## Task instructions
Extract every record, keeping each one exactly as it is.

— START OF Input data —

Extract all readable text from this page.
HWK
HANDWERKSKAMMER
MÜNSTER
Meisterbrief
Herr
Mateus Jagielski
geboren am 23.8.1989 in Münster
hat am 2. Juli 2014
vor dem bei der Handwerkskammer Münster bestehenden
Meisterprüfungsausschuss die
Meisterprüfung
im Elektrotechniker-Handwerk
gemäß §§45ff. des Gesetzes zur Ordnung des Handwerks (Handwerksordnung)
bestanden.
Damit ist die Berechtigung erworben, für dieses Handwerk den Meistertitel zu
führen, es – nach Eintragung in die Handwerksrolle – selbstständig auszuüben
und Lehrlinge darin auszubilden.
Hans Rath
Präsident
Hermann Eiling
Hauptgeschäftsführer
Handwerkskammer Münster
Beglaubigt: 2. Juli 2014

— END OF Input data —

## Finished exercise
Extract all readable text from this page.
HWK
HANDWERKSKAMMER
MÜNSTER
Meisterbrief
Herr
Mateus Jagielski
geboren am 23.8.1989 in Münster
hat am 2. Juli 2014
vor dem bei der Handwerkskammer Münster bestehenden
Meisterprüfungsausschuss die
Meisterprüfung
im Elektrotechniker-Handwerk
gemäß §§45ff. des Gesetzes zur Ordnung des Handwerks (Handwerksordnung)
bestanden.
Damit ist die Berechtigung erworben, für dieses Handwerk den Meistertitel zu
führen, es – nach Eintragung in die Handwerksrolle – selbstständig auszuüben
und Lehrlinge darin auszubilden.
Hans Rath
Präsident
Hermann Eiling
Hauptgeschäftsführer
Handwerkskammer Münster
Beglaubigt: 2. Juli 2014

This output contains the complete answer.